- _GOAL OF THE EXERCISE_
Transcribe all the entries word for word, omitting any pictures they contain.

- _RECORDS_

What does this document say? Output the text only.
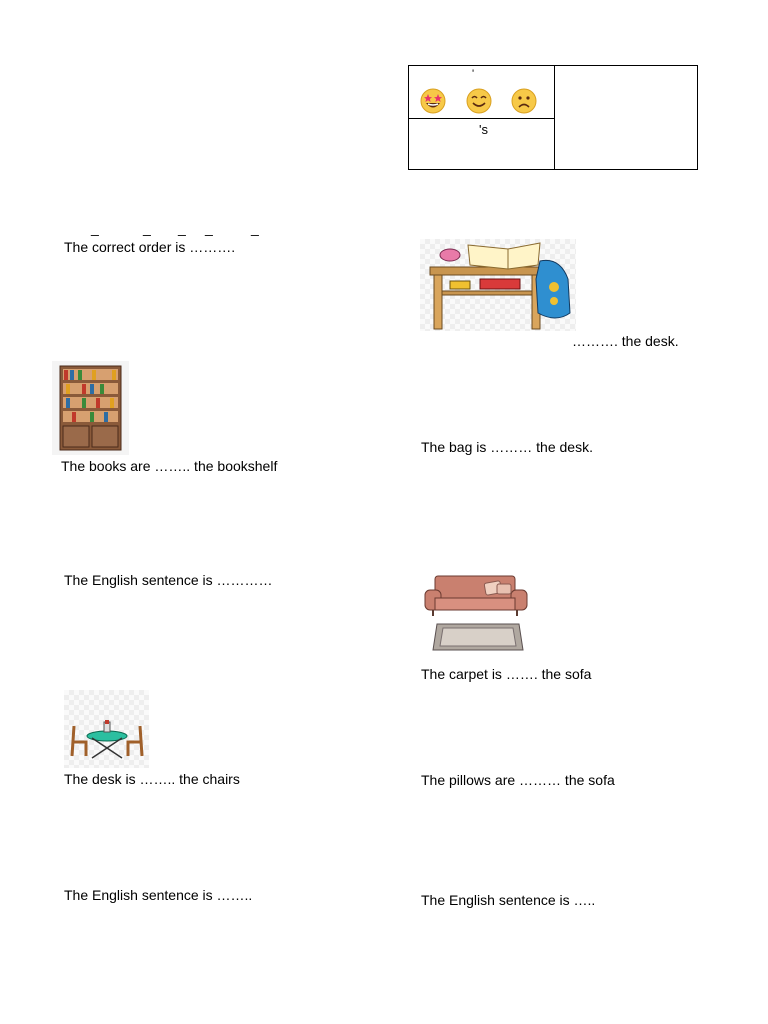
'
's
_	_ _ _	_
The correct order is ……….
………. the desk.
The books are …….. the bookshelf
The bag is ……… the desk.
The English sentence is …………
The carpet is ……. the sofa
The desk is …….. the chairs	The pillows are ……… the sofa
The English sentence is ……..	The English sentence is …..
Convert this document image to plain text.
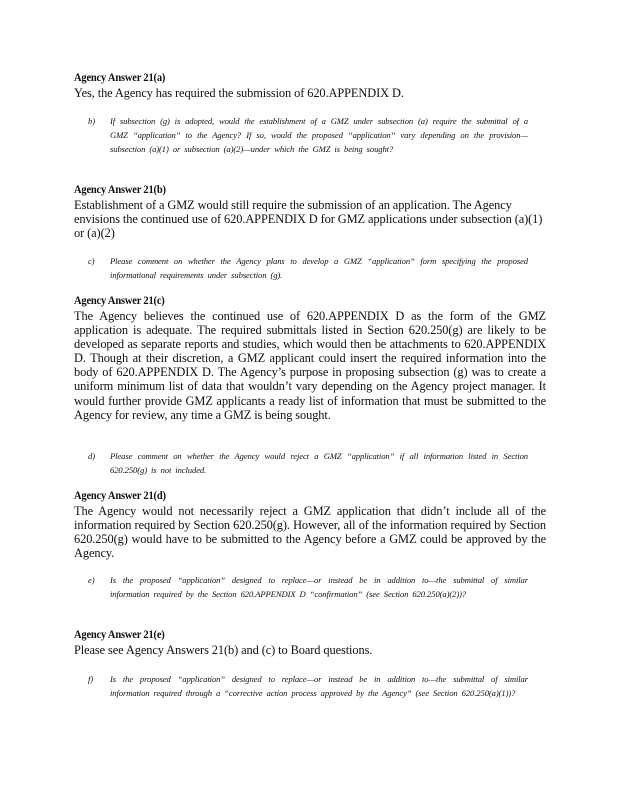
Agency Answer 21(a)
Yes, the Agency has required the submission of 620.APPENDIX D.
b)	If subsection (g) is adopted, would the establishment of a GMZ under subsection (a) require the submittal of a GMZ “application” to the Agency? If so, would the proposed “application” vary depending on the provision—subsection (a)(1) or subsection (a)(2)—under which the GMZ is being sought?
Agency Answer 21(b)
Establishment of a GMZ would still require the submission of an application. The Agency envisions the continued use of 620.APPENDIX D for GMZ applications under subsection (a)(1) or (a)(2)
c)	Please comment on whether the Agency plans to develop a GMZ “application” form specifying the proposed informational requirements under subsection (g).
Agency Answer 21(c)
The Agency believes the continued use of 620.APPENDIX D as the form of the GMZ application is adequate. The required submittals listed in Section 620.250(g) are likely to be developed as separate reports and studies, which would then be attachments to 620.APPENDIX D. Though at their discretion, a GMZ applicant could insert the required information into the body of 620.APPENDIX D. The Agency’s purpose in proposing subsection (g) was to create a uniform minimum list of data that wouldn’t vary depending on the Agency project manager. It would further provide GMZ applicants a ready list of information that must be submitted to the Agency for review, any time a GMZ is being sought.
d)	Please comment on whether the Agency would reject a GMZ “application” if all information listed in Section 620.250(g) is not included.
Agency Answer 21(d)
The Agency would not necessarily reject a GMZ application that didn’t include all of the information required by Section 620.250(g). However, all of the information required by Section 620.250(g) would have to be submitted to the Agency before a GMZ could be approved by the Agency.
e)	Is the proposed “application” designed to replace—or instead be in addition to—the submittal of similar information required by the Section 620.APPENDIX D “confirmation” (see Section 620.250(a)(2))?
Agency Answer 21(e)
Please see Agency Answers 21(b) and (c) to Board questions.
f)	Is the proposed “application” designed to replace—or instead be in addition to—the submittal of similar information required through a “corrective action process approved by the Agency” (see Section 620.250(a)(1))?
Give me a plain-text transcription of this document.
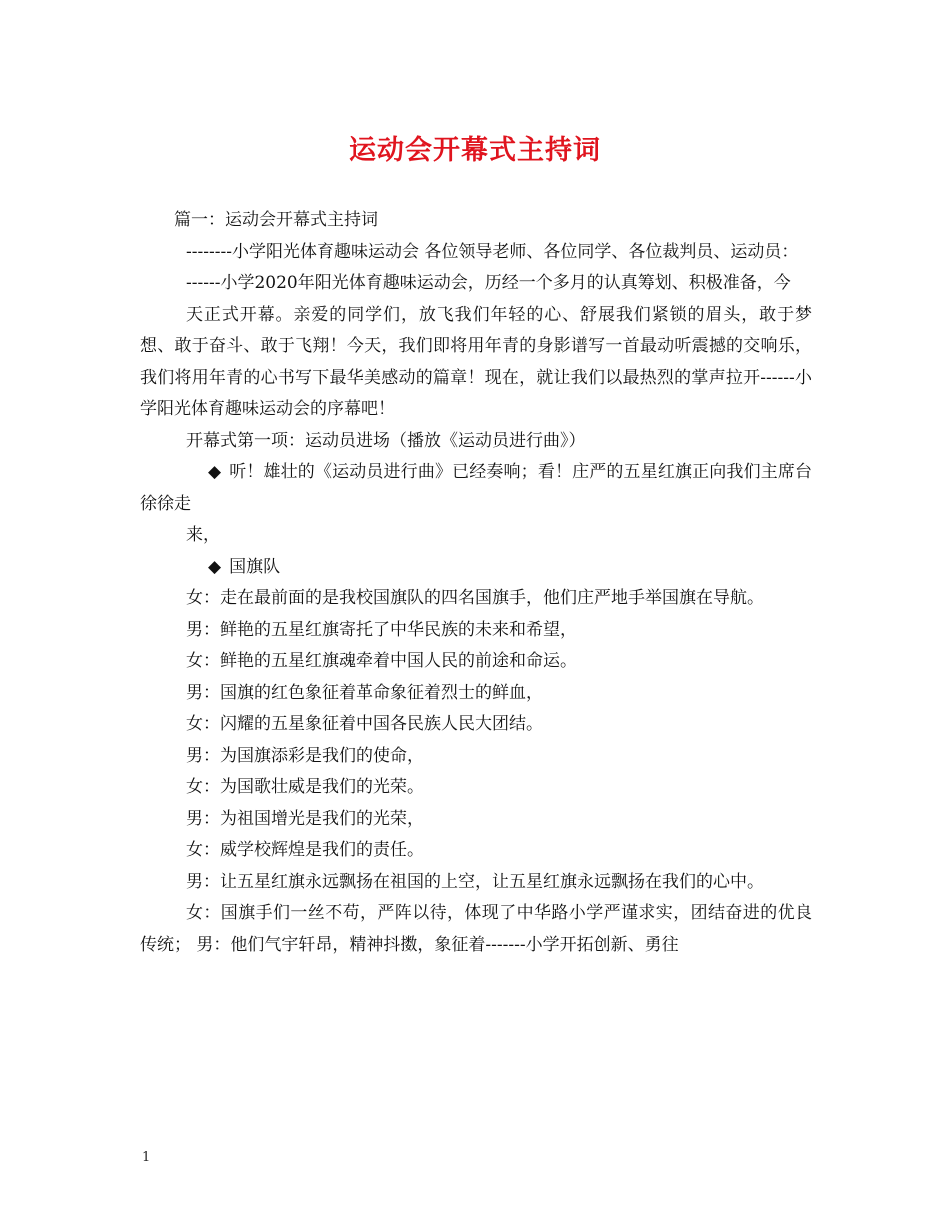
运动会开幕式主持词

篇一：运动会开幕式主持词

--------小学阳光体育趣味运动会 各位领导老师、各位同学、各位裁判员、运动员：

------小学2020年阳光体育趣味运动会，历经一个多月的认真筹划、积极准备，今

天正式开幕。亲爱的同学们，放飞我们年轻的心、舒展我们紧锁的眉头，敢于梦想、敢于奋斗、敢于飞翔！今天，我们即将用年青的身影谱写一首最动听震撼的交响乐，我们将用年青的心书写下最华美感动的篇章！现在，就让我们以最热烈的掌声拉开------小学阳光体育趣味运动会的序幕吧！

开幕式第一项：运动员进场（播放《运动员进行曲》）

◆ 听！雄壮的《运动员进行曲》已经奏响；看！庄严的五星红旗正向我们主席台徐徐走

来，

◆ 国旗队

女：走在最前面的是我校国旗队的四名国旗手，他们庄严地手举国旗在导航。

男：鲜艳的五星红旗寄托了中华民族的未来和希望，

女：鲜艳的五星红旗魂牵着中国人民的前途和命运。

男：国旗的红色象征着革命象征着烈士的鲜血，

女：闪耀的五星象征着中国各民族人民大团结。

男：为国旗添彩是我们的使命，

女：为国歌壮威是我们的光荣。

男：为祖国增光是我们的光荣，

女：威学校辉煌是我们的责任。

男：让五星红旗永远飘扬在祖国的上空，让五星红旗永远飘扬在我们的心中。

女：国旗手们一丝不苟，严阵以待，体现了中华路小学严谨求实，团结奋进的优良传统； 男：他们气宇轩昂，精神抖擞，象征着-------小学开拓创新、勇往

1
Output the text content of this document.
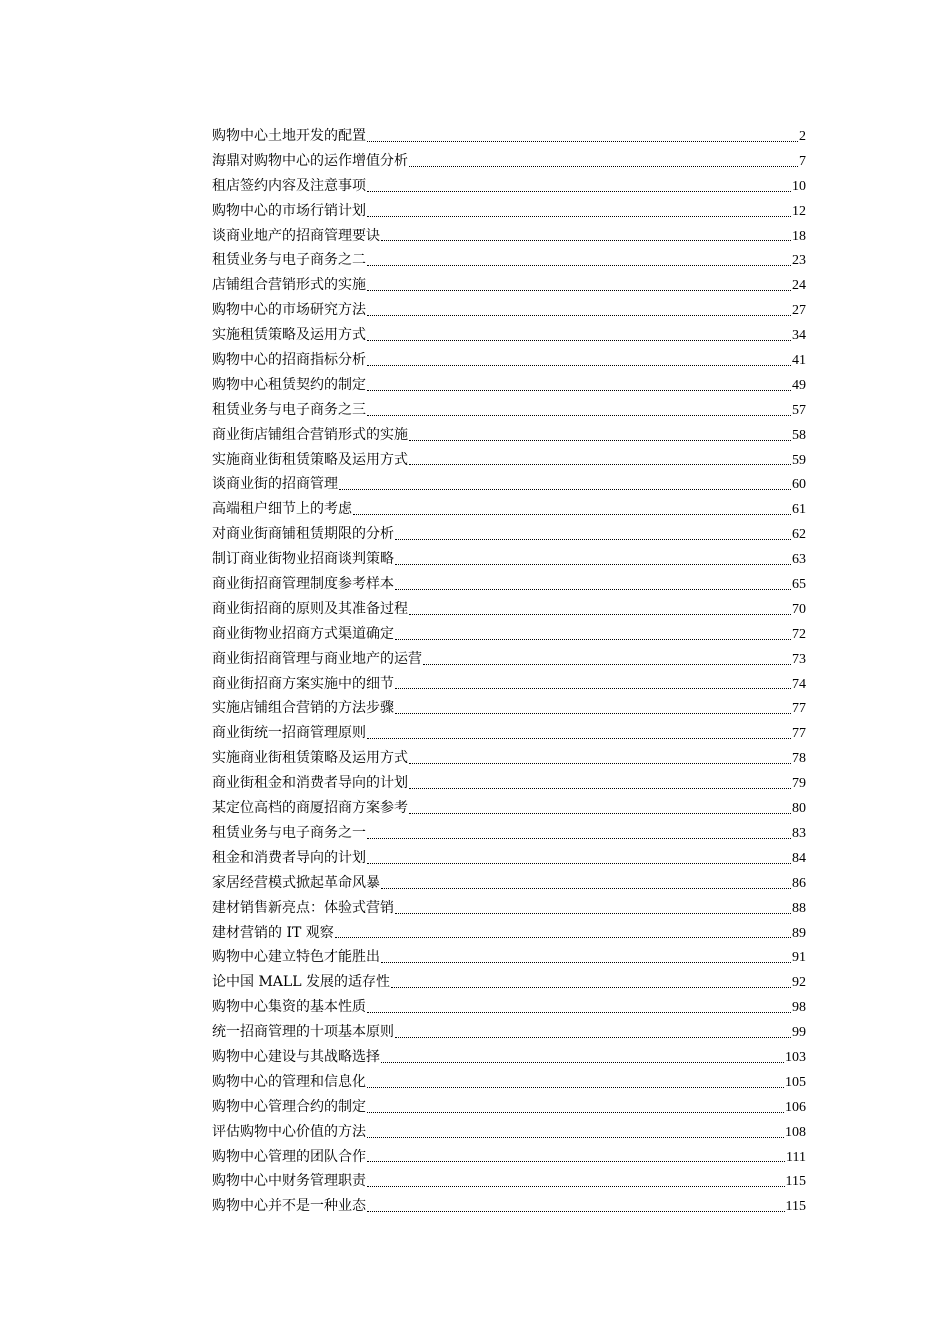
购物中心土地开发的配置	2
海鼎对购物中心的运作增值分析	7
租店签约内容及注意事项	10
购物中心的市场行销计划	12
谈商业地产的招商管理要诀	18
租赁业务与电子商务之二	23
店铺组合营销形式的实施	24
购物中心的市场研究方法	27
实施租赁策略及运用方式	34
购物中心的招商指标分析	41
购物中心租赁契约的制定	49
租赁业务与电子商务之三	57
商业街店铺组合营销形式的实施	58
实施商业街租赁策略及运用方式	59
谈商业街的招商管理	60
高端租户细节上的考虑	61
对商业街商铺租赁期限的分析	62
制订商业街物业招商谈判策略	63
商业街招商管理制度参考样本	65
商业街招商的原则及其准备过程	70
商业街物业招商方式渠道确定	72
商业街招商管理与商业地产的运营	73
商业街招商方案实施中的细节	74
实施店铺组合营销的方法步骤	77
商业街统一招商管理原则	77
实施商业街租赁策略及运用方式	78
商业街租金和消费者导向的计划	79
某定位高档的商厦招商方案参考	80
租赁业务与电子商务之一	83
租金和消费者导向的计划	84
家居经营模式掀起革命风暴	86
建材销售新亮点：体验式营销	88
建材营销的 IT 观察	89
购物中心建立特色才能胜出	91
论中国 MALL 发展的适存性	92
购物中心集资的基本性质	98
统一招商管理的十项基本原则	99
购物中心建设与其战略选择	103
购物中心的管理和信息化	105
购物中心管理合约的制定	106
评估购物中心价值的方法	108
购物中心管理的团队合作	111
购物中心中财务管理职责	115
购物中心并不是一种业态	115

- _RESULT_
What does this document say? Output the text only.
'
's
_	_ _ _	_
The correct order is ……….
………. the desk.
The books are …….. the bookshelf
The bag is ……… the desk.
The English sentence is …………
The carpet is ……. the sofa
The desk is …….. the chairs	The pillows are ……… the sofa
The English sentence is ……..	The English sentence is …..
Convert this document image to plain text.
Agency Answer 21(a)
Yes, the Agency has required the submission of 620.APPENDIX D.
b)	If subsection (g) is adopted, would the establishment of a GMZ under subsection (a) require the submittal of a GMZ “application” to the Agency? If so, would the proposed “application” vary depending on the provision—subsection (a)(1) or subsection (a)(2)—under which the GMZ is being sought?
Agency Answer 21(b)
Establishment of a GMZ would still require the submission of an application. The Agency envisions the continued use of 620.APPENDIX D for GMZ applications under subsection (a)(1) or (a)(2)
c)	Please comment on whether the Agency plans to develop a GMZ “application” form specifying the proposed informational requirements under subsection (g).
Agency Answer 21(c)
The Agency believes the continued use of 620.APPENDIX D as the form of the GMZ application is adequate. The required submittals listed in Section 620.250(g) are likely to be developed as separate reports and studies, which would then be attachments to 620.APPENDIX D. Though at their discretion, a GMZ applicant could insert the required information into the body of 620.APPENDIX D. The Agency’s purpose in proposing subsection (g) was to create a uniform minimum list of data that wouldn’t vary depending on the Agency project manager. It would further provide GMZ applicants a ready list of information that must be submitted to the Agency for review, any time a GMZ is being sought.
d)	Please comment on whether the Agency would reject a GMZ “application” if all information listed in Section 620.250(g) is not included.
Agency Answer 21(d)
The Agency would not necessarily reject a GMZ application that didn’t include all of the information required by Section 620.250(g). However, all of the information required by Section 620.250(g) would have to be submitted to the Agency before a GMZ could be approved by the Agency.
e)	Is the proposed “application” designed to replace—or instead be in addition to—the submittal of similar information required by the Section 620.APPENDIX D “confirmation” (see Section 620.250(a)(2))?
Agency Answer 21(e)
Please see Agency Answers 21(b) and (c) to Board questions.
f)	Is the proposed “application” designed to replace—or instead be in addition to—the submittal of similar information required through a “corrective action process approved by the Agency” (see Section 620.250(a)(1))?
Give me a plain-text transcription of this document.
运动会开幕式主持词

篇一：运动会开幕式主持词

--------小学阳光体育趣味运动会 各位领导老师、各位同学、各位裁判员、运动员：

------小学2020年阳光体育趣味运动会，历经一个多月的认真筹划、积极准备，今

天正式开幕。亲爱的同学们，放飞我们年轻的心、舒展我们紧锁的眉头，敢于梦想、敢于奋斗、敢于飞翔！今天，我们即将用年青的身影谱写一首最动听震撼的交响乐，我们将用年青的心书写下最华美感动的篇章！现在，就让我们以最热烈的掌声拉开------小学阳光体育趣味运动会的序幕吧！

开幕式第一项：运动员进场（播放《运动员进行曲》）

◆ 听！雄壮的《运动员进行曲》已经奏响；看！庄严的五星红旗正向我们主席台徐徐走

来，

◆ 国旗队

女：走在最前面的是我校国旗队的四名国旗手，他们庄严地手举国旗在导航。

男：鲜艳的五星红旗寄托了中华民族的未来和希望，

女：鲜艳的五星红旗魂牵着中国人民的前途和命运。

男：国旗的红色象征着革命象征着烈士的鲜血，

女：闪耀的五星象征着中国各民族人民大团结。

男：为国旗添彩是我们的使命，

女：为国歌壮威是我们的光荣。

男：为祖国增光是我们的光荣，

女：威学校辉煌是我们的责任。

男：让五星红旗永远飘扬在祖国的上空，让五星红旗永远飘扬在我们的心中。

女：国旗手们一丝不苟，严阵以待，体现了中华路小学严谨求实，团结奋进的优良传统； 男：他们气宇轩昂，精神抖擞，象征着-------小学开拓创新、勇往

1
Output the text content of this document.
购物中心土地开发的配置	2
海鼎对购物中心的运作增值分析	7
租店签约内容及注意事项	10
购物中心的市场行销计划	12
谈商业地产的招商管理要诀	18
租赁业务与电子商务之二	23
店铺组合营销形式的实施	24
购物中心的市场研究方法	27
实施租赁策略及运用方式	34
购物中心的招商指标分析	41
购物中心租赁契约的制定	49
租赁业务与电子商务之三	57
商业街店铺组合营销形式的实施	58
实施商业街租赁策略及运用方式	59
谈商业街的招商管理	60
高端租户细节上的考虑	61
对商业街商铺租赁期限的分析	62
制订商业街物业招商谈判策略	63
商业街招商管理制度参考样本	65
商业街招商的原则及其准备过程	70
商业街物业招商方式渠道确定	72
商业街招商管理与商业地产的运营	73
商业街招商方案实施中的细节	74
实施店铺组合营销的方法步骤	77
商业街统一招商管理原则	77
实施商业街租赁策略及运用方式	78
商业街租金和消费者导向的计划	79
某定位高档的商厦招商方案参考	80
租赁业务与电子商务之一	83
租金和消费者导向的计划	84
家居经营模式掀起革命风暴	86
建材销售新亮点：体验式营销	88
建材营销的 IT 观察	89
购物中心建立特色才能胜出	91
论中国 MALL 发展的适存性	92
购物中心集资的基本性质	98
统一招商管理的十项基本原则	99
购物中心建设与其战略选择	103
购物中心的管理和信息化	105
购物中心管理合约的制定	106
评估购物中心价值的方法	108
购物中心管理的团队合作	111
购物中心中财务管理职责	115
购物中心并不是一种业态	115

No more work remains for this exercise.